From the entries that follow, extract each line holding the string "strength".

>> begin Material shown

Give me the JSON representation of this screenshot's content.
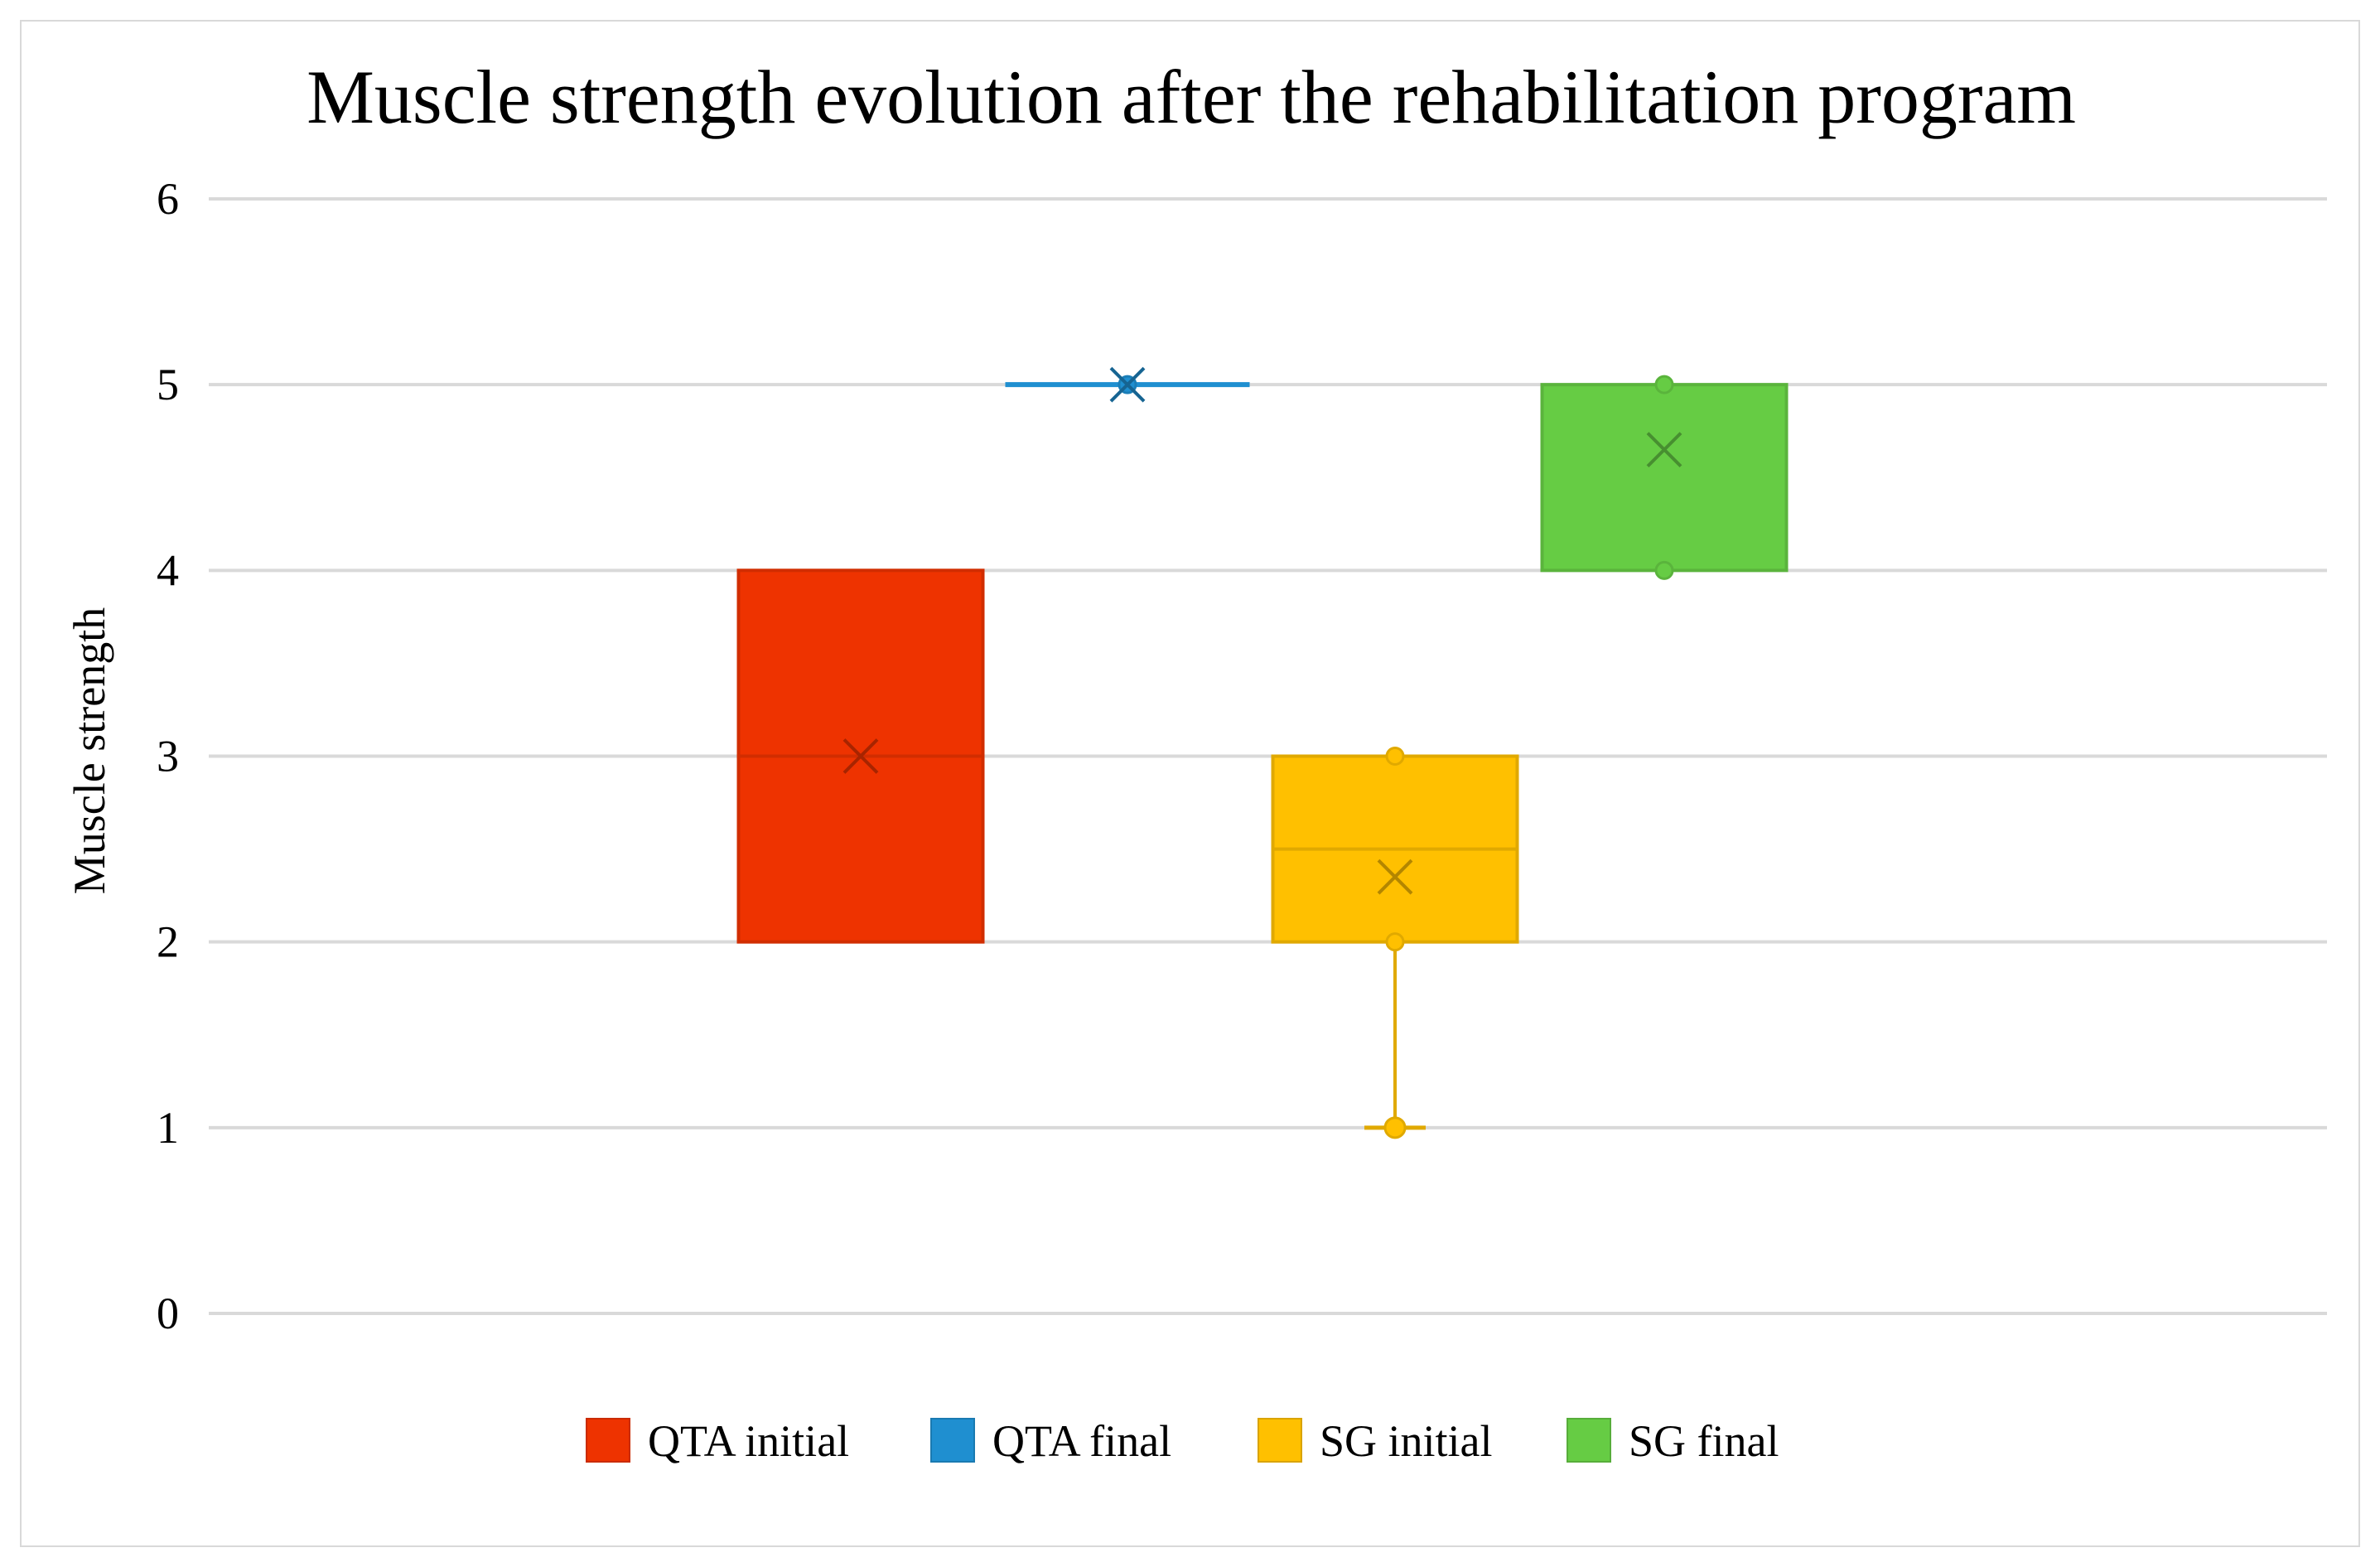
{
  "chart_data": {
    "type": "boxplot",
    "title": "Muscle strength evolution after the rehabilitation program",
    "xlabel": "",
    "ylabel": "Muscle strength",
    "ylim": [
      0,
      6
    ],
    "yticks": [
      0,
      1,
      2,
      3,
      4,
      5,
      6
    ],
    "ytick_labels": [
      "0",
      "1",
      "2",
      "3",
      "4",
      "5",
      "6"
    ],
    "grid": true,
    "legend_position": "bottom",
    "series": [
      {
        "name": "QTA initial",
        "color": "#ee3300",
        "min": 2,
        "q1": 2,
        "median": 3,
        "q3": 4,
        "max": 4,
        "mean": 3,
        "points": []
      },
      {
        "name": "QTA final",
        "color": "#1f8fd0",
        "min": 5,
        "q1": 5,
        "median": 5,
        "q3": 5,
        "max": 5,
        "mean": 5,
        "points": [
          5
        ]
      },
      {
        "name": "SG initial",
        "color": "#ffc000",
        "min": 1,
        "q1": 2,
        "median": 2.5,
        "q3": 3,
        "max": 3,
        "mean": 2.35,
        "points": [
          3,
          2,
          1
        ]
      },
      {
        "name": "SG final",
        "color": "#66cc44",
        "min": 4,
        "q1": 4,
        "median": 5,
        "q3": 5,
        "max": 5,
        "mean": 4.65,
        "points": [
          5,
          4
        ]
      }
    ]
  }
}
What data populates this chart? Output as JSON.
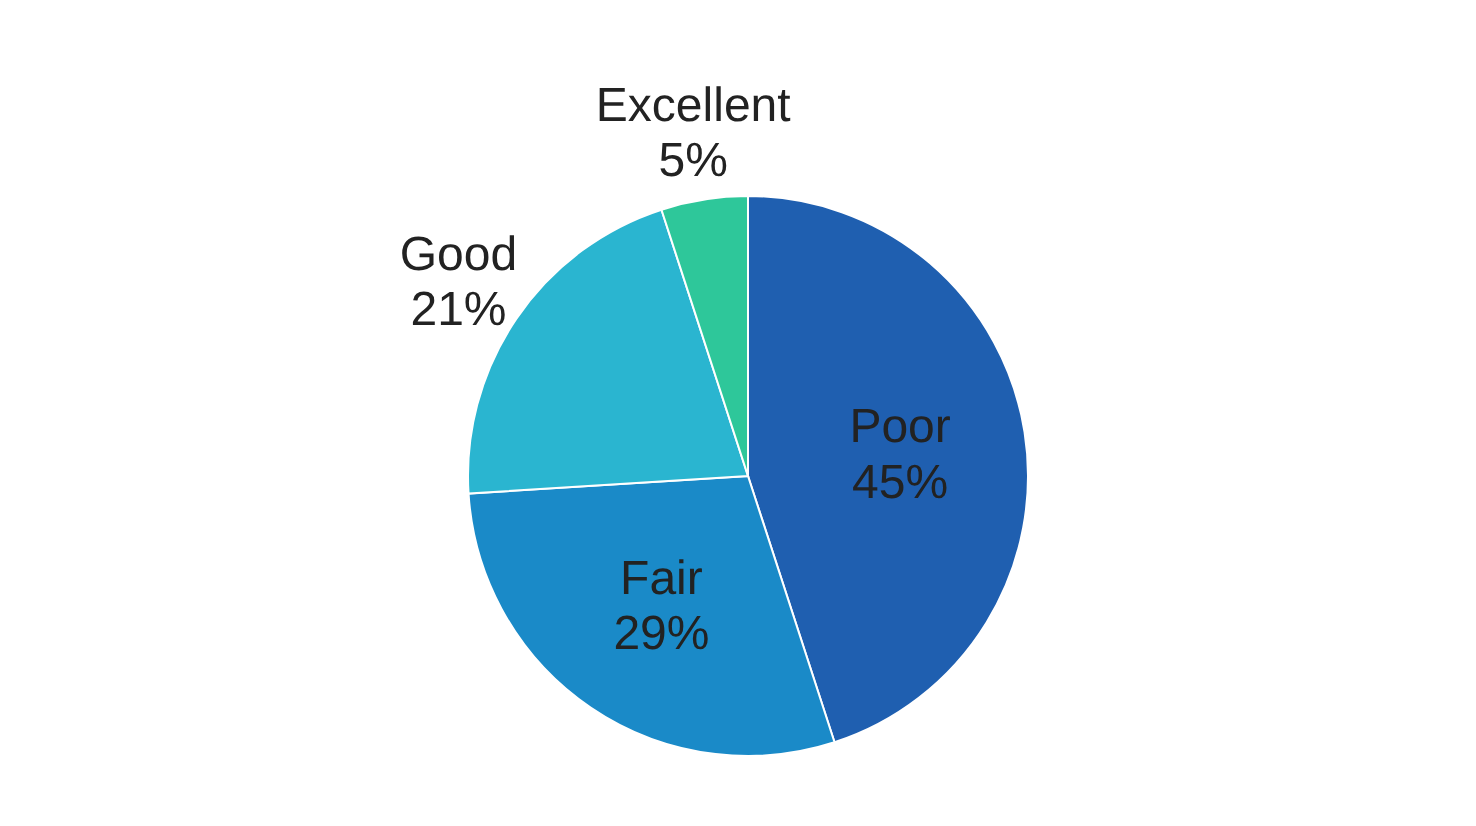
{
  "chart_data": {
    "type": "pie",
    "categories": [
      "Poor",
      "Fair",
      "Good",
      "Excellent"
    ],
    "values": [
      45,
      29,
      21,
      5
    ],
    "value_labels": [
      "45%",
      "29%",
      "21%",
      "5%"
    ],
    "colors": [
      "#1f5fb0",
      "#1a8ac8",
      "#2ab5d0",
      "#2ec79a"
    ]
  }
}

>> end Material shown

### Task solution
    "title": "Muscle strength evolution after the rehabilitation program",
    "ylabel": "Muscle strength",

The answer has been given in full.